--- begin SUPPLIED ENTRIES ---

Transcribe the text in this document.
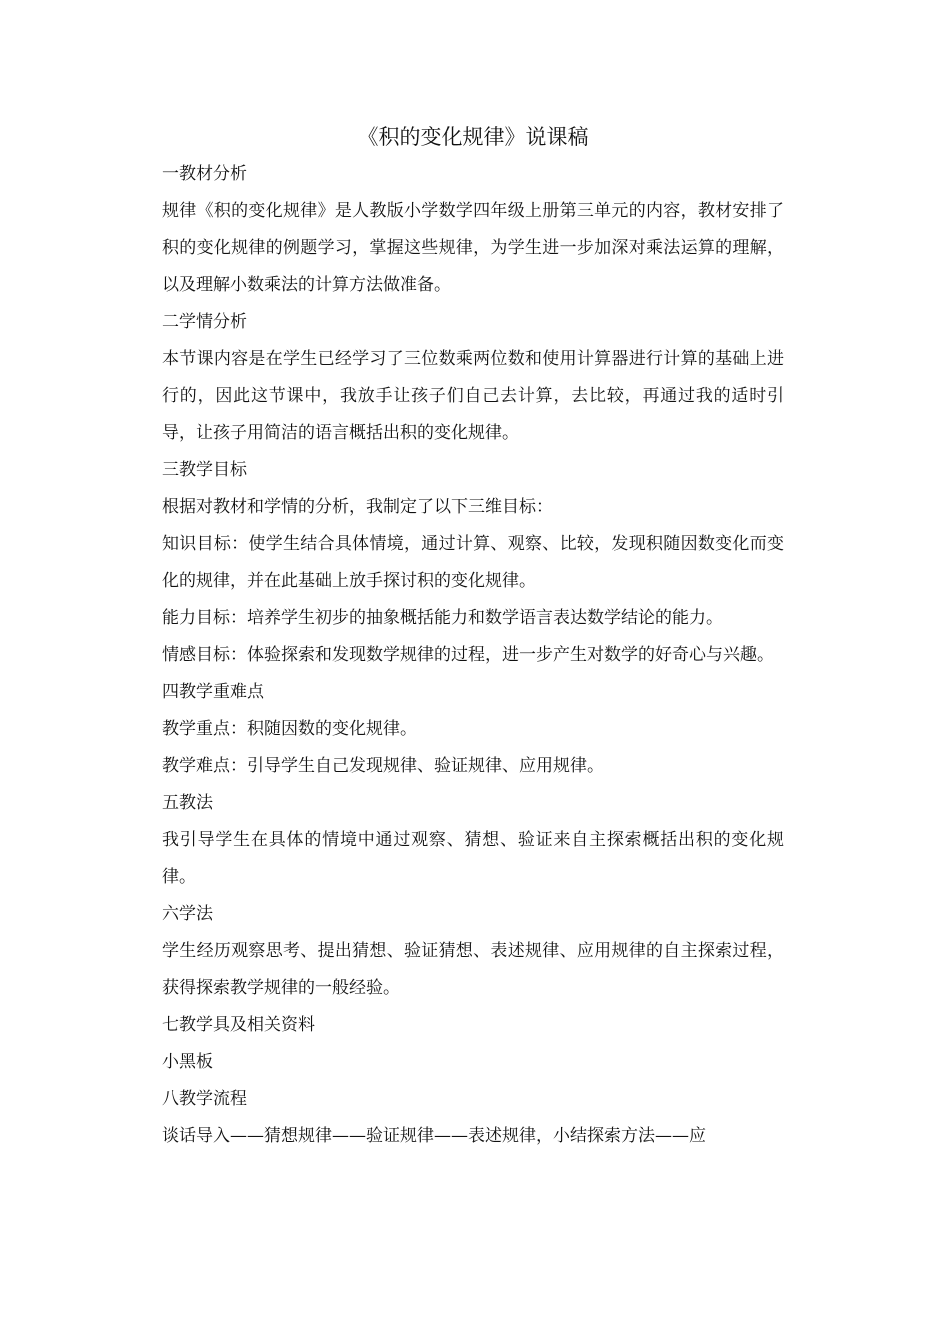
《积的变化规律》说课稿

一教材分析

规律《积的变化规律》是人教版小学数学四年级上册第三单元的内容，教材安排了积的变化规律的例题学习，掌握这些规律，为学生进一步加深对乘法运算的理解，以及理解小数乘法的计算方法做准备。

二学情分析

本节课内容是在学生已经学习了三位数乘两位数和使用计算器进行计算的基础上进行的，因此这节课中，我放手让孩子们自己去计算，去比较，再通过我的适时引导，让孩子用简洁的语言概括出积的变化规律。

三教学目标

根据对教材和学情的分析，我制定了以下三维目标：

知识目标：使学生结合具体情境，通过计算、观察、比较，发现积随因数变化而变化的规律，并在此基础上放手探讨积的变化规律。

能力目标：培养学生初步的抽象概括能力和数学语言表达数学结论的能力。

情感目标：体验探索和发现数学规律的过程，进一步产生对数学的好奇心与兴趣。

四教学重难点

教学重点：积随因数的变化规律。

教学难点：引导学生自己发现规律、验证规律、应用规律。

五教法

我引导学生在具体的情境中通过观察、猜想、验证来自主探索概括出积的变化规律。

六学法

学生经历观察思考、提出猜想、验证猜想、表述规律、应用规律的自主探索过程，获得探索教学规律的一般经验。

七教学具及相关资料

小黑板

八教学流程

谈话导入——猜想规律——验证规律——表述规律，小结探索方法——应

--- end SUPPLIED ENTRIES ---

• [TASK GOAL]: Copy each line of the records containing the string "表述规律".

• [SOLUTION TO THE EXERCISE]:
学生经历观察思考、提出猜想、验证猜想、表述规律、应用规律的自主探索过程，获得探索教学规律的一般经验。
谈话导入——猜想规律——验证规律——表述规律，小结探索方法——应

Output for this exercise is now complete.